▸ **Instructions for the task**: Could you update the beamforming paper from "Transmit beamforming with cooperative base" to "Information Networks (CUBIN)" so that "Transmit" reads "Downlink" throughout?

Selected extract start

Transmit beamforming with cooperative base stations

Transmit Beamforming with Cooperative

Base Stations

Boon Loong Ng, Jamie S. Evans, Stephen V. Hanly

ARC Special Research Centre for Ultra-Broadband Information Networks (CUBIN)

Department of Electrical and Electronic Engineering University of Melbourne, VIC 3010, Australia

Email:{b.ng, jse, hanly}@ee.unimelb.edu.au

Defne Aktas

Department of Electrical and Electronics Engineering Bilkent University, Bilkent, Ankara 06800, Turkey

Email: daktas@ee.bilkent.edu.tr

Abstract— We consider a cellular network where base stations can cooperate to determine the signals to be transmitted on the downlink. In such a scenario, it would be possible to use “macroscopic” transmit beamforming to improve system performance. The downlink beamformer of interest is generalised from some transmit beamformers that have been shown to meet various optimality criteria in the literature. The particular down-link beamformer structure enables us to recast our downdown-link beamforming problem as a virtual LMMSE estimation problem. Based on this virtual set up, we exploit the structure of the channel and develop distributed beamforming algorithms using local message passing between neighbouring base stations. Two algorithms are outlined, both of which are based on the Kalman smoothing framework. The first algorithm is a forward-backward algorithm that produces optimal performance, but it has the disadvantage of a delay that grows linearly with array size. The second algorithm, which is a limited extent algorithm, solves the delay problem by using only local information.

Selected extract end
Dataset content start

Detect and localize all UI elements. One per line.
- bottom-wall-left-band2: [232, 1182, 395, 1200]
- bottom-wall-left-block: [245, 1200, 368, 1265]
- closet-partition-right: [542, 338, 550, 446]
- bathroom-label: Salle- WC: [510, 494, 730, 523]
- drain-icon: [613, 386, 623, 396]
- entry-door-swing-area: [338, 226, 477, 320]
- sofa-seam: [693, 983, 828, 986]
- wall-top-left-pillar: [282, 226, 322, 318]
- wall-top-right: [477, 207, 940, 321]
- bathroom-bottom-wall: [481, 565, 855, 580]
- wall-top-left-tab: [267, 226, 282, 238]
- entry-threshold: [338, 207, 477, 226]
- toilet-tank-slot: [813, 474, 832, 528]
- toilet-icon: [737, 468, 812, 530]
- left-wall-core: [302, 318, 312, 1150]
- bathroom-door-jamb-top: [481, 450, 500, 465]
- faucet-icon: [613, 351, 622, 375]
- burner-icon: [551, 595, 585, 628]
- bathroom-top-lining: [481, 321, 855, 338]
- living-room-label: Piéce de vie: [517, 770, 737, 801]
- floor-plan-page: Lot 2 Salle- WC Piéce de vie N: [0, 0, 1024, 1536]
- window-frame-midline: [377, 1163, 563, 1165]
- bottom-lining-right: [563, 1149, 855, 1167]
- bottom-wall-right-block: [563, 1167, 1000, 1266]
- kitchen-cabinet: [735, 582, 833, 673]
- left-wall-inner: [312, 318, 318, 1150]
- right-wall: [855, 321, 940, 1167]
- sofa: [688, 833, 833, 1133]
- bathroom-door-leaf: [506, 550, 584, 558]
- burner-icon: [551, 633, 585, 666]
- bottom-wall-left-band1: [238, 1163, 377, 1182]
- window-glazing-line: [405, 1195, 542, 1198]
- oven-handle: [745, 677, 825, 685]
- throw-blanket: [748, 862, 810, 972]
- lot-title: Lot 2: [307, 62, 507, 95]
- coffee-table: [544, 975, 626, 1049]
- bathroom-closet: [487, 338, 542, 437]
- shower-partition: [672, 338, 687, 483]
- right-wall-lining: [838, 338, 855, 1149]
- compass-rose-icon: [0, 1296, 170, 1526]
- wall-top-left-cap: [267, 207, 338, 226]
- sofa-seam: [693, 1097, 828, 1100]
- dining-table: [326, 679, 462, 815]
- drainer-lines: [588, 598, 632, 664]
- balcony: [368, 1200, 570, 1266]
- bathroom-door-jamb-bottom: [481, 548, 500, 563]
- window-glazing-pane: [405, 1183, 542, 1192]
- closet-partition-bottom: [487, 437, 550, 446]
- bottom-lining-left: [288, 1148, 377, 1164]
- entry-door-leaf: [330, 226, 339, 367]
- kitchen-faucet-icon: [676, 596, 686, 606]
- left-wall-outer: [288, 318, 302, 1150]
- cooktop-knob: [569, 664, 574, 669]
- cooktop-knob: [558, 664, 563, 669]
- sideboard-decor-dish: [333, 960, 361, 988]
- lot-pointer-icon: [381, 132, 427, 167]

Dataset content end

▸ **Task result**:
Downlink beamforming with cooperative base stations

Downlink Beamforming with Cooperative

Base Stations

Boon Loong Ng, Jamie S. Evans, Stephen V. Hanly

ARC Special Research Centre for Ultra-Broadband Information Networks (CUBIN)